Exercise details - Look below for the line that contains "Parse this chart and return its data as JSON.", then quote it and all the lines after it, exactly, with the pictures left out.

##############################

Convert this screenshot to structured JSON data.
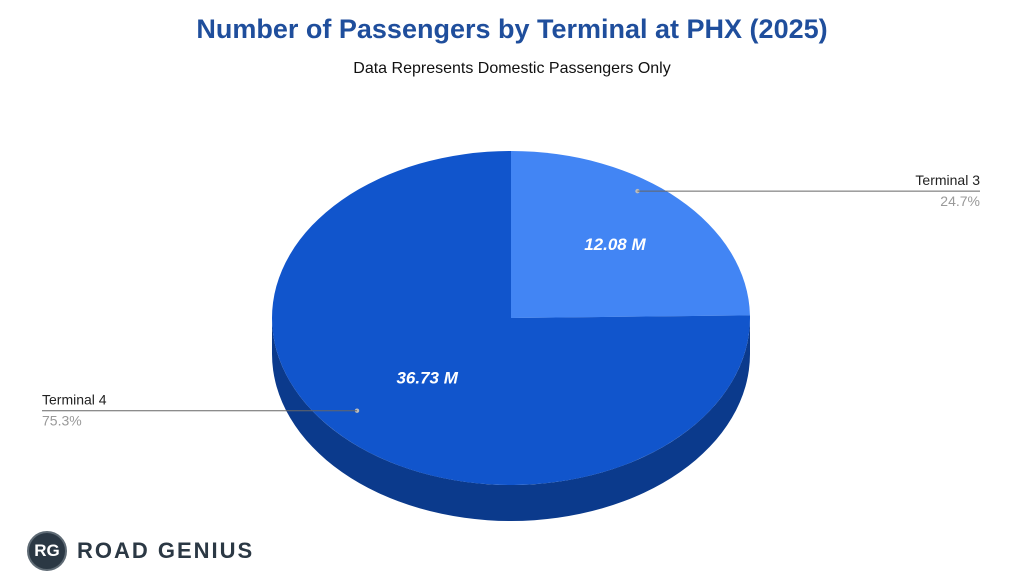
{
  "title": "Number of Passengers by Terminal at PHX (2025)",
  "subtitle": "Data Represents Domestic Passengers Only",
  "chart_data": {
    "type": "pie",
    "title": "Number of Passengers by Terminal at PHX (2025)",
    "subtitle": "Data Represents Domestic Passengers Only",
    "three_d": true,
    "slices": [
      {
        "name": "Terminal 3",
        "value": 12.08,
        "value_label": "12.08 M",
        "percent_label": "24.7%",
        "color": "#4285f4",
        "side_color": "#2f62c0"
      },
      {
        "name": "Terminal 4",
        "value": 36.73,
        "value_label": "36.73 M",
        "percent_label": "75.3%",
        "color": "#1155cc",
        "side_color": "#0b3a8c"
      }
    ]
  },
  "brand": {
    "badge": "RG",
    "name": "ROAD GENIUS"
  },
  "colors": {
    "title": "#1f4e9c",
    "leader_line": "#666666",
    "percent_text": "#999999"
  }
}
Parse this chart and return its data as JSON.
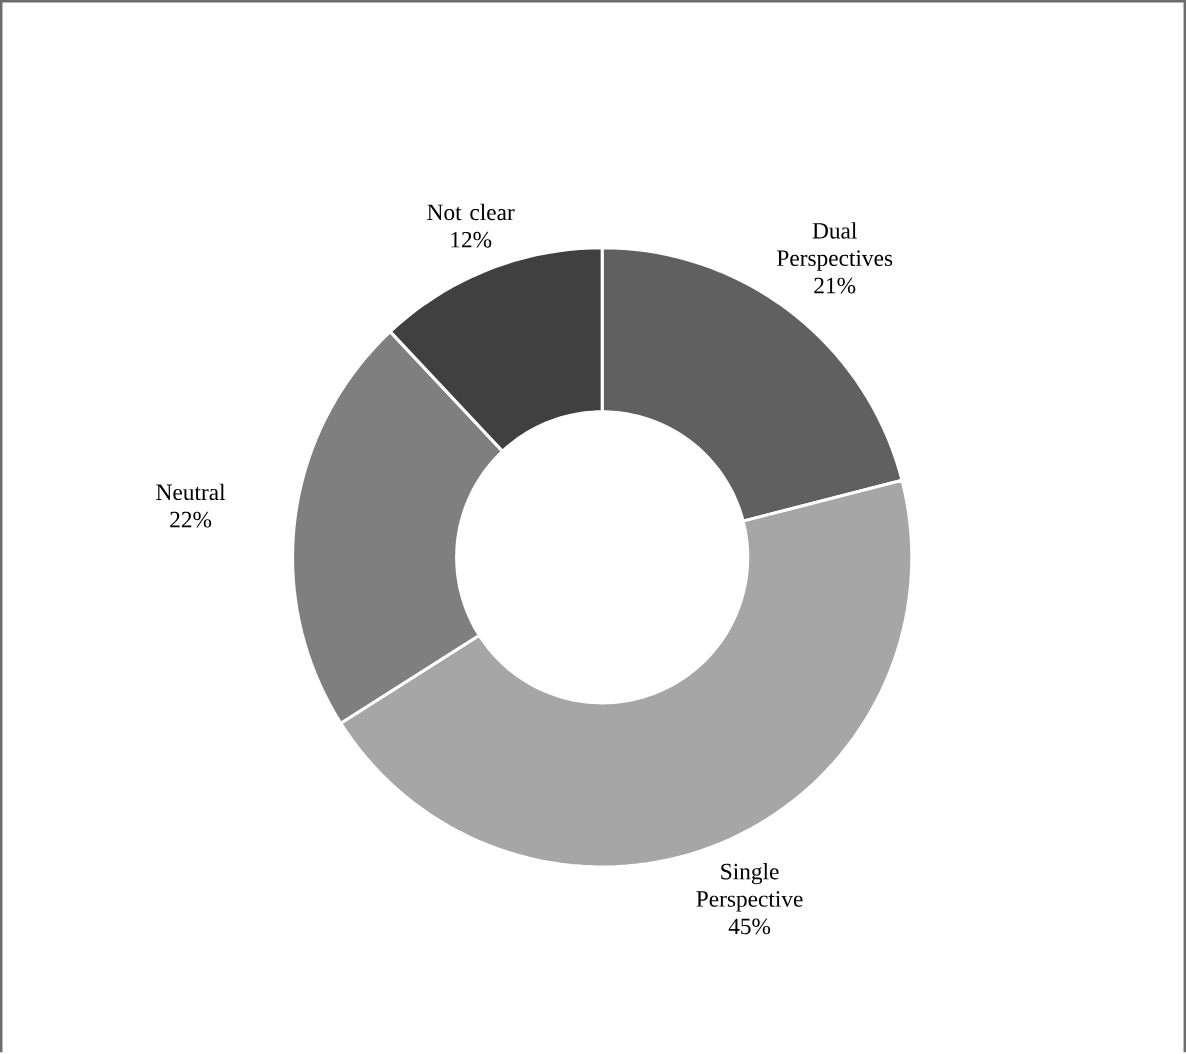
{
  "chart_data": {
    "type": "donut",
    "categories": [
      "Dual Perspectives",
      "Single Perspective",
      "Neutral",
      "Not clear"
    ],
    "values": [
      21,
      45,
      22,
      12
    ],
    "value_labels": [
      "21%",
      "45%",
      "22%",
      "12%"
    ],
    "colors": [
      "#606060",
      "#a6a6a6",
      "#7f7f7f",
      "#404040"
    ]
  }
}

##############################

Exercise output -
Parse this chart and return its data as JSON.
{
  "chart_data": {
    "type": "donut",
    "categories": [
      "Dual Perspectives",
      "Single Perspective",
      "Neutral",
      "Not clear"
    ],
    "values": [
      21,
      45,
      22,
      12
    ],
    "value_labels": [
      "21%",
      "45%",
      "22%",
      "12%"
    ],
    "colors": [
      "#606060",
      "#a6a6a6",
      "#7f7f7f",
      "#404040"
    ]
  }
}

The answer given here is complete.